Dataset records
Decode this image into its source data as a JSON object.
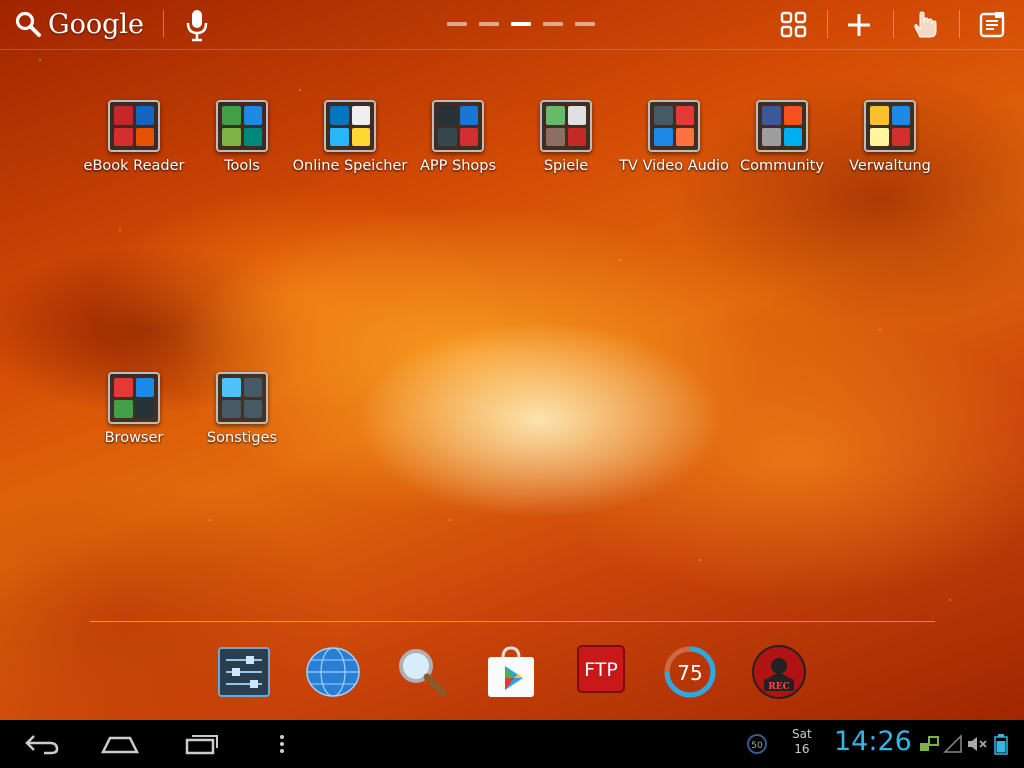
{
  "search": {
    "label": "Google"
  },
  "page_indicator": {
    "count": 5,
    "active_index": 2
  },
  "top_actions": [
    "apps-grid-icon",
    "add-icon",
    "gesture-hand-icon",
    "notes-icon"
  ],
  "desktop": {
    "folders": [
      {
        "label": "eBook Reader",
        "colors": [
          "#c62828",
          "#1565c0",
          "#d32f2f",
          "#e65100"
        ]
      },
      {
        "label": "Tools",
        "colors": [
          "#43a047",
          "#1e88e5",
          "#7cb342",
          "#00897b"
        ]
      },
      {
        "label": "Online Speicher",
        "colors": [
          "#0277bd",
          "#eeeeee",
          "#29b6f6",
          "#fdd835"
        ]
      },
      {
        "label": "APP Shops",
        "colors": [
          "#263238",
          "#1976d2",
          "#37474f",
          "#d32f2f"
        ]
      },
      {
        "label": "Spiele",
        "colors": [
          "#66bb6a",
          "#e0e0e0",
          "#8d6e63",
          "#c62828"
        ]
      },
      {
        "label": "TV Video Audio",
        "colors": [
          "#455a64",
          "#e53935",
          "#1e88e5",
          "#ff7043"
        ]
      },
      {
        "label": "Community",
        "colors": [
          "#3b5998",
          "#f4511e",
          "#9e9e9e",
          "#00aff0"
        ]
      },
      {
        "label": "Verwaltung",
        "colors": [
          "#fbc02d",
          "#1e88e5",
          "#fff59d",
          "#d32f2f"
        ]
      },
      {
        "label": "Browser",
        "colors": [
          "#e53935",
          "#1e88e5",
          "#43a047",
          "#263238"
        ]
      },
      {
        "label": "Sonstiges",
        "colors": [
          "#4fc3f7",
          "#455a64",
          "#455a64",
          "#455a64"
        ]
      }
    ]
  },
  "dock": [
    "settings-sliders-icon",
    "globe-icon",
    "magnifier-icon",
    "play-store-icon",
    "ftp-icon",
    "battery-75-icon",
    "rec-icon"
  ],
  "dock_labels": {
    "ftp": "FTP",
    "battery": "75",
    "rec": "REC"
  },
  "navbar": {
    "notification_badge": "50",
    "day": "Sat",
    "date": "16",
    "time": "14:26"
  },
  "colors": {
    "clock_accent": "#33b5e5",
    "navbar_bg": "#000000"
  }
}
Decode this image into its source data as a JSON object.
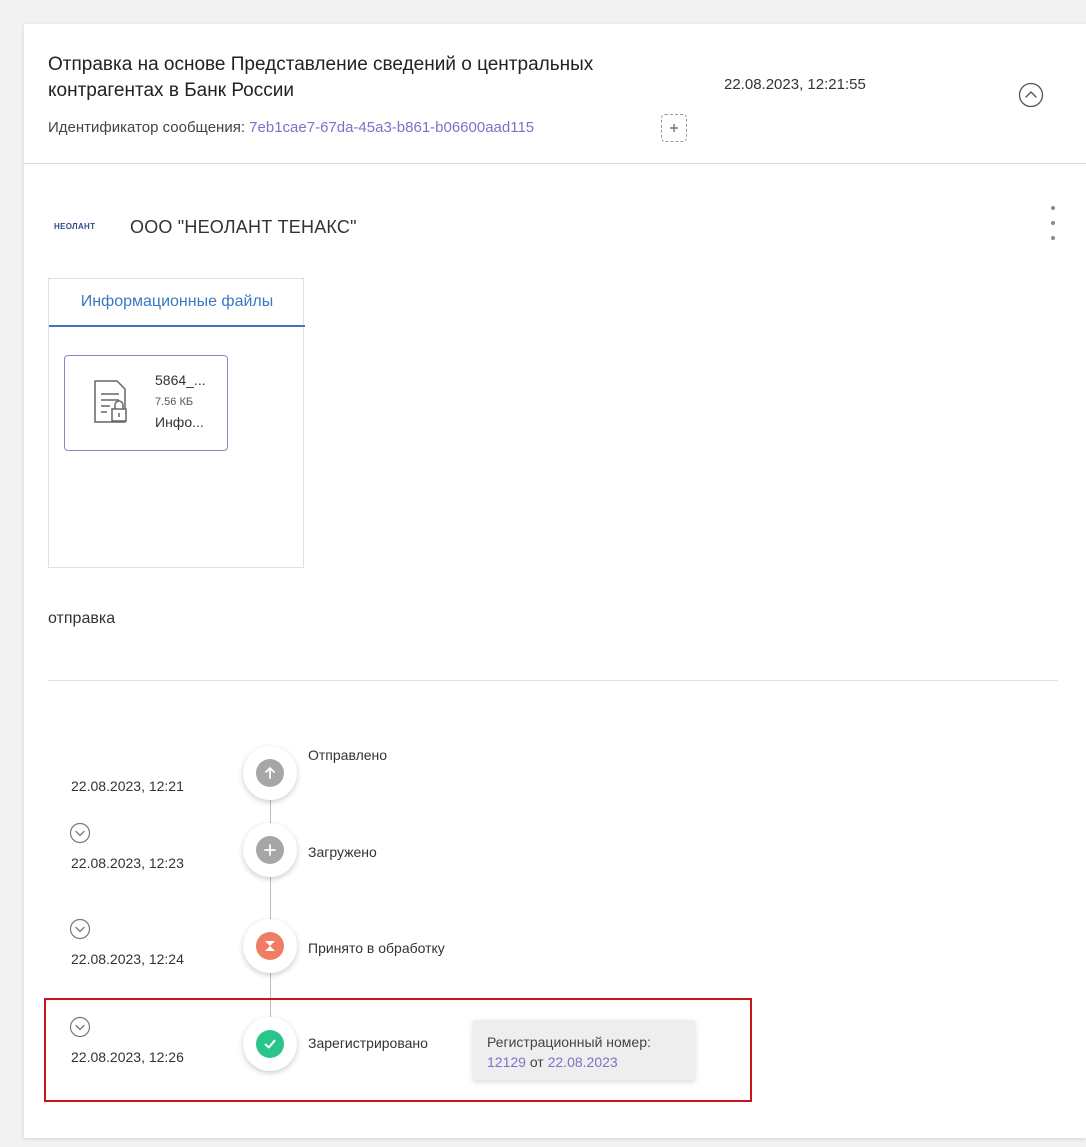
{
  "header": {
    "title": "Отправка на основе Представление сведений о центральных контрагентах в Банк России",
    "id_label": "Идентификатор сообщения:",
    "id_value": "7eb1cae7-67da-45a3-b861-b06600aad115",
    "date": "22.08.2023, 12:21:55",
    "icons": {
      "copy": "copy-icon",
      "collapse": "chevron-up-circle-icon"
    }
  },
  "org": {
    "logo_text": "НЕОЛАНТ",
    "name": "ООО \"НЕОЛАНТ ТЕНАКС\"",
    "menu_icon": "more-vertical-icon"
  },
  "files": {
    "tab_label": "Информационные файлы",
    "items": [
      {
        "name": "5864_...",
        "size": "7.56 КБ",
        "type": "Инфо...",
        "icon": "locked-document-icon"
      }
    ]
  },
  "comment": "отправка",
  "timeline": [
    {
      "date": "22.08.2023, 12:21",
      "status": "Отправлено",
      "icon": "arrow-up-icon",
      "color": "#a6a6a6",
      "expandable": false
    },
    {
      "date": "22.08.2023, 12:23",
      "status": "Загружено",
      "icon": "plus-icon",
      "color": "#a6a6a6",
      "expandable": true
    },
    {
      "date": "22.08.2023, 12:24",
      "status": "Принято в обработку",
      "icon": "hourglass-icon",
      "color": "#ee7d63",
      "expandable": true
    },
    {
      "date": "22.08.2023, 12:26",
      "status": "Зарегистрировано",
      "icon": "check-icon",
      "color": "#2bc48a",
      "expandable": true
    }
  ],
  "registration": {
    "label": "Регистрационный номер:",
    "number": "12129",
    "from": "от",
    "date": "22.08.2023"
  },
  "colors": {
    "accent": "#3a78c3",
    "link": "#7a73c7",
    "highlight": "#c8151b"
  }
}
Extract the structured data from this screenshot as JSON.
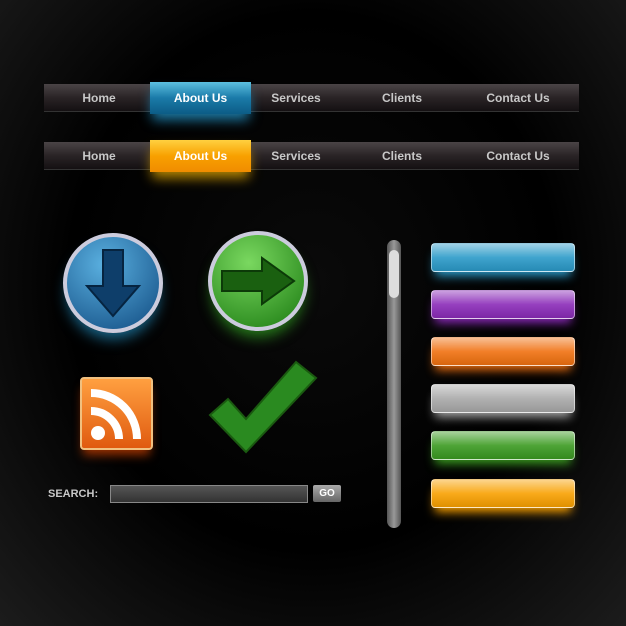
{
  "nav_blue": {
    "items": [
      "Home",
      "About Us",
      "Services",
      "Clients",
      "Contact Us"
    ],
    "active": "About Us",
    "accent": "#1a7aa8"
  },
  "nav_orange": {
    "items": [
      "Home",
      "About Us",
      "Services",
      "Clients",
      "Contact Us"
    ],
    "active": "About Us",
    "accent": "#f8a000"
  },
  "icons": [
    "download-arrow-icon",
    "right-arrow-icon",
    "rss-icon",
    "checkmark-icon"
  ],
  "search": {
    "label": "SEARCH:",
    "value": "",
    "button": "GO"
  },
  "buttons": [
    {
      "color": "#2a9ac8"
    },
    {
      "color": "#8a2ab8"
    },
    {
      "color": "#f07010"
    },
    {
      "color": "#a8a8a8"
    },
    {
      "color": "#3a9a20"
    },
    {
      "color": "#f8a000"
    }
  ]
}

What is being asked
Leave every image out, and retype the material exactly.

Answer to this problem
Decode this image into its source data as a JSON object.
{
  "search": {
    "label": "Google"
  },
  "page_indicator": {
    "count": 5,
    "active_index": 2
  },
  "top_actions": [
    "apps-grid-icon",
    "add-icon",
    "gesture-hand-icon",
    "notes-icon"
  ],
  "desktop": {
    "folders": [
      {
        "label": "eBook Reader",
        "colors": [
          "#c62828",
          "#1565c0",
          "#d32f2f",
          "#e65100"
        ]
      },
      {
        "label": "Tools",
        "colors": [
          "#43a047",
          "#1e88e5",
          "#7cb342",
          "#00897b"
        ]
      },
      {
        "label": "Online Speicher",
        "colors": [
          "#0277bd",
          "#eeeeee",
          "#29b6f6",
          "#fdd835"
        ]
      },
      {
        "label": "APP Shops",
        "colors": [
          "#263238",
          "#1976d2",
          "#37474f",
          "#d32f2f"
        ]
      },
      {
        "label": "Spiele",
        "colors": [
          "#66bb6a",
          "#e0e0e0",
          "#8d6e63",
          "#c62828"
        ]
      },
      {
        "label": "TV Video Audio",
        "colors": [
          "#455a64",
          "#e53935",
          "#1e88e5",
          "#ff7043"
        ]
      },
      {
        "label": "Community",
        "colors": [
          "#3b5998",
          "#f4511e",
          "#9e9e9e",
          "#00aff0"
        ]
      },
      {
        "label": "Verwaltung",
        "colors": [
          "#fbc02d",
          "#1e88e5",
          "#fff59d",
          "#d32f2f"
        ]
      },
      {
        "label": "Browser",
        "colors": [
          "#e53935",
          "#1e88e5",
          "#43a047",
          "#263238"
        ]
      },
      {
        "label": "Sonstiges",
        "colors": [
          "#4fc3f7",
          "#455a64",
          "#455a64",
          "#455a64"
        ]
      }
    ]
  },
  "dock": [
    "settings-sliders-icon",
    "globe-icon",
    "magnifier-icon",
    "play-store-icon",
    "ftp-icon",
    "battery-75-icon",
    "rec-icon"
  ],
  "dock_labels": {
    "ftp": "FTP",
    "battery": "75",
    "rec": "REC"
  },
  "navbar": {
    "notification_badge": "50",
    "day": "Sat",
    "date": "16",
    "time": "14:26"
  },
  "colors": {
    "clock_accent": "#33b5e5",
    "navbar_bg": "#000000"
  }
}
Decode this image into its source data as a JSON object.
{
  "header": {
    "title": "Отправка на основе Представление сведений о центральных контрагентах в Банк России",
    "id_label": "Идентификатор сообщения:",
    "id_value": "7eb1cae7-67da-45a3-b861-b06600aad115",
    "date": "22.08.2023, 12:21:55",
    "icons": {
      "copy": "copy-icon",
      "collapse": "chevron-up-circle-icon"
    }
  },
  "org": {
    "logo_text": "НЕОЛАНТ",
    "name": "ООО \"НЕОЛАНТ ТЕНАКС\"",
    "menu_icon": "more-vertical-icon"
  },
  "files": {
    "tab_label": "Информационные файлы",
    "items": [
      {
        "name": "5864_...",
        "size": "7.56 КБ",
        "type": "Инфо...",
        "icon": "locked-document-icon"
      }
    ]
  },
  "comment": "отправка",
  "timeline": [
    {
      "date": "22.08.2023, 12:21",
      "status": "Отправлено",
      "icon": "arrow-up-icon",
      "color": "#a6a6a6",
      "expandable": false
    },
    {
      "date": "22.08.2023, 12:23",
      "status": "Загружено",
      "icon": "plus-icon",
      "color": "#a6a6a6",
      "expandable": true
    },
    {
      "date": "22.08.2023, 12:24",
      "status": "Принято в обработку",
      "icon": "hourglass-icon",
      "color": "#ee7d63",
      "expandable": true
    },
    {
      "date": "22.08.2023, 12:26",
      "status": "Зарегистрировано",
      "icon": "check-icon",
      "color": "#2bc48a",
      "expandable": true
    }
  ],
  "registration": {
    "label": "Регистрационный номер:",
    "number": "12129",
    "from": "от",
    "date": "22.08.2023"
  },
  "colors": {
    "accent": "#3a78c3",
    "link": "#7a73c7",
    "highlight": "#c8151b"
  }
}
Extract the structured data from this screenshot as JSON.
{
  "nav_blue": {
    "items": [
      "Home",
      "About Us",
      "Services",
      "Clients",
      "Contact Us"
    ],
    "active": "About Us",
    "accent": "#1a7aa8"
  },
  "nav_orange": {
    "items": [
      "Home",
      "About Us",
      "Services",
      "Clients",
      "Contact Us"
    ],
    "active": "About Us",
    "accent": "#f8a000"
  },
  "icons": [
    "download-arrow-icon",
    "right-arrow-icon",
    "rss-icon",
    "checkmark-icon"
  ],
  "search": {
    "label": "SEARCH:",
    "value": "",
    "button": "GO"
  },
  "buttons": [
    {
      "color": "#2a9ac8"
    },
    {
      "color": "#8a2ab8"
    },
    {
      "color": "#f07010"
    },
    {
      "color": "#a8a8a8"
    },
    {
      "color": "#3a9a20"
    },
    {
      "color": "#f8a000"
    }
  ]
}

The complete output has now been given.